Estados Unidos volvió a respaldar a la Argentina en el juicio por YPF y cuestionó pedidos de los demandantes. El Departamento de Justicia presentó un memorándum ante la Cámara de Apelaciones de Nueva York en apoyo a una solicitud del gobierno argentino para frenar la etapa de producción de documentos del proceso. Consideró que los requerimientos aceptados por la jueza son “excesivamente intrusivos”
El gobierno de Estados Unidos volvió a manifestar su respaldo a la Argentina en el litigio internacional por la expropiación de YPF y pidió a la justicia norteamericana que tenga en cuenta el impacto diplomático del caso.
El Departamento de Justicia estadounidense presentó un memorándum ante la Cámara de Apelaciones del Segundo Circuito de Nueva York en apoyo a una moción de emergencia presentada por el Estado argentino para suspender la etapa de discovery posterior a la sentencia en el caso YPF. El documento respalda el pedido argentino de frenar, al menos de manera provisoria, la producción de documentos, el pedido de sanciones y la audiencia probatoria prevista entre el 21 y el 23 de abril de 2026.
En su presentación, el Departamento de Justicia de Estados Unidos sostuvo que el proceso de discovery en curso es “excesivamente intrusivo” y podría generar conflictos diplomáticos al involucrar información sensible de un Estado soberano.
El escrito advierte que este tipo de requerimientos judiciales puede generar tensiones en las relaciones exteriores y abrir la puerta a que tribunales extranjeros impongan medidas similares contra el propio gobierno estadounidense.

__Tareas a realizar__:
(a) Según el texto sobre el juicio por YPF, ¿ante qué tribunal presentó el Departamento de Justicia estadounidense su memorándum?
(b) ¿Qué pide frenar el Estado argentino, al menos de manera provisoria, según el texto sobre el juicio por YPF? Enumera todo lo que menciona.
(c) Transcribe el fragmento del texto sobre el juicio por YPF que empieza con "El Departamento de Justicia estadounidense" y continúa hasta "abril de 2026.", ambos incluidos.

__Datos de origen__:
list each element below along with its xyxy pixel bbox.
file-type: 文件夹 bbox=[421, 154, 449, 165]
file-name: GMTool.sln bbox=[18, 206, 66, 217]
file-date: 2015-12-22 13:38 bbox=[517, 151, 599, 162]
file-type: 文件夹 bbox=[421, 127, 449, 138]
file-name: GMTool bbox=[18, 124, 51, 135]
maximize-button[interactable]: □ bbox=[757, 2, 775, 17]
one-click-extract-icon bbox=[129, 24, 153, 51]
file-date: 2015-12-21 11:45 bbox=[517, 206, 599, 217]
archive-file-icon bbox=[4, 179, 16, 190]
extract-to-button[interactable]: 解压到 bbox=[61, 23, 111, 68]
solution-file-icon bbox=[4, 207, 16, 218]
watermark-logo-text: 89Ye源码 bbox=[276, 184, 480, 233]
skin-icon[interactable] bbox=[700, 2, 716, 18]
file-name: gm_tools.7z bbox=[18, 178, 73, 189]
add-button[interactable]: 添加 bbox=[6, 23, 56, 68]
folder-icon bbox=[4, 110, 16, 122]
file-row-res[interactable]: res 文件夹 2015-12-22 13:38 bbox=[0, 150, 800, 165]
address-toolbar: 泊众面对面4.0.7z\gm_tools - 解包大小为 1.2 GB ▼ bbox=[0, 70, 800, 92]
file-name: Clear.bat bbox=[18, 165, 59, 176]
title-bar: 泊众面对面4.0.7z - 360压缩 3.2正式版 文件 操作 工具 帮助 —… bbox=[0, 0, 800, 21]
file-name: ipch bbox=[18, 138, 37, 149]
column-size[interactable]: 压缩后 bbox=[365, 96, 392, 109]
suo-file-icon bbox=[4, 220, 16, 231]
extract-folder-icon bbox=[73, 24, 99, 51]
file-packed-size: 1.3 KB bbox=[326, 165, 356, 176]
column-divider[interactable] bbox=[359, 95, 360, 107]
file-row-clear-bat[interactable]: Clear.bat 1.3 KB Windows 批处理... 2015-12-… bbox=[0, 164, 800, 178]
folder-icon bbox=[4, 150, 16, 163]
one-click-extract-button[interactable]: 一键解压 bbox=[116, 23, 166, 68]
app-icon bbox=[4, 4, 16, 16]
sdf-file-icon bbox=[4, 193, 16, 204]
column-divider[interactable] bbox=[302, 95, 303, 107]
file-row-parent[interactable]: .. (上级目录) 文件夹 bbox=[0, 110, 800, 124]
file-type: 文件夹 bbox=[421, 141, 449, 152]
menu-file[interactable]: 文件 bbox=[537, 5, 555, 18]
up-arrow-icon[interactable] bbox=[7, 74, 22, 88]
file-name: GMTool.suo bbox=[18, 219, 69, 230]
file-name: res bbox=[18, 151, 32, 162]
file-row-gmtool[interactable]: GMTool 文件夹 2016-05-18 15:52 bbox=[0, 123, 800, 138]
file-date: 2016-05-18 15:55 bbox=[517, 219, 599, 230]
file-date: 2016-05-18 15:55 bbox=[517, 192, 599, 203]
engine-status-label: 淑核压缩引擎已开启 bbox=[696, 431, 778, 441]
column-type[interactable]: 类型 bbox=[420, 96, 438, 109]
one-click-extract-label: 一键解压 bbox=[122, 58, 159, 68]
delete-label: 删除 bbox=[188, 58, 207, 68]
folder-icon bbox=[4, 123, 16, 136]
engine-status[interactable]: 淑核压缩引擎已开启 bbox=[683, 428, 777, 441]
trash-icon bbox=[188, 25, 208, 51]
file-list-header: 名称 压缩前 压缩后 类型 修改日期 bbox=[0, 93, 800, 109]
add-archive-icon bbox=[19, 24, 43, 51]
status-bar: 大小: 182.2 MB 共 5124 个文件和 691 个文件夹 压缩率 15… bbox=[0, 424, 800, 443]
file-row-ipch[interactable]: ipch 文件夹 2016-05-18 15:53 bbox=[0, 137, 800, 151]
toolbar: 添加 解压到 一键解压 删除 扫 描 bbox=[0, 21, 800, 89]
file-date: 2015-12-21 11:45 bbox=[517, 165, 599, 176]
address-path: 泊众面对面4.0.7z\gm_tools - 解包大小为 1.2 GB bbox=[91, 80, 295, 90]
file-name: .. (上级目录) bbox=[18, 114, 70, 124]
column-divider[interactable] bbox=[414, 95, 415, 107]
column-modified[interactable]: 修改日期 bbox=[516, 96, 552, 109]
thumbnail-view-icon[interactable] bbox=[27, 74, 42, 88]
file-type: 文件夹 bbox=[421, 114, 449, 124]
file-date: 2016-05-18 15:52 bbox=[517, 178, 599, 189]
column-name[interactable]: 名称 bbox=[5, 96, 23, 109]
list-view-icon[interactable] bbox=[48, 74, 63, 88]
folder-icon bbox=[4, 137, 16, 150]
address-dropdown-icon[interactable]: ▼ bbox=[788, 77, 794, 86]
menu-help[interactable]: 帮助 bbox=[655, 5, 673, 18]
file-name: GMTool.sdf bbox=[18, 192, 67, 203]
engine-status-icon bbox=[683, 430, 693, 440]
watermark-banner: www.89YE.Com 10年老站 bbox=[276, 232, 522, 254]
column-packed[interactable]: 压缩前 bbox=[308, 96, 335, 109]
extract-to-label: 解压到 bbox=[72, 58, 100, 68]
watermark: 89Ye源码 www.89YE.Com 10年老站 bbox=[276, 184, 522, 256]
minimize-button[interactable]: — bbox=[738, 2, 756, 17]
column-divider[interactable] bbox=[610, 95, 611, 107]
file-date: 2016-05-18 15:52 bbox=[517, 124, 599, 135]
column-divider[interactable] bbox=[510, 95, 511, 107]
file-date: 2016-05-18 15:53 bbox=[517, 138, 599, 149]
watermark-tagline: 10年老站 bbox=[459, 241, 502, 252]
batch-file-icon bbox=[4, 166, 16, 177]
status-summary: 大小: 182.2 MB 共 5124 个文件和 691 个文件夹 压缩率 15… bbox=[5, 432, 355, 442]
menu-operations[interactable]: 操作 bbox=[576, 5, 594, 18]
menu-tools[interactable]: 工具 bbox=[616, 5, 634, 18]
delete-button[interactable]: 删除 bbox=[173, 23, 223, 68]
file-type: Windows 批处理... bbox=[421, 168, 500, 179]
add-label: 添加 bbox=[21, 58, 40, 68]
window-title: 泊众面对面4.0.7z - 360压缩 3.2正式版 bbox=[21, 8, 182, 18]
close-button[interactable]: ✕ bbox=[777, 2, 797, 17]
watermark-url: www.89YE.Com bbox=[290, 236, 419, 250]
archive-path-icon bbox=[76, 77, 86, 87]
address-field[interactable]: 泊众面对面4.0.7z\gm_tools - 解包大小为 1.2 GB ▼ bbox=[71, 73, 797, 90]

__Respuestas__:
(a) Ante la Cámara de Apelaciones del Segundo Circuito de Nueva York.

(b)
- La producción de documentos
- El pedido de sanciones
- La audiencia probatoria prevista entre el 21 y el 23 de abril de 2026

(c)
El Departamento de Justicia estadounidense presentó un memorándum ante la Cámara de Apelaciones del Segundo Circuito de Nueva York en apoyo a una moción de emergencia presentada por el Estado argentino para suspender la etapa de discovery posterior a la sentencia en el caso YPF. El documento respalda el pedido argentino de frenar, al menos de manera provisoria, la producción de documentos, el pedido de sanciones y la audiencia probatoria prevista entre el 21 y el 23 de abril de 2026.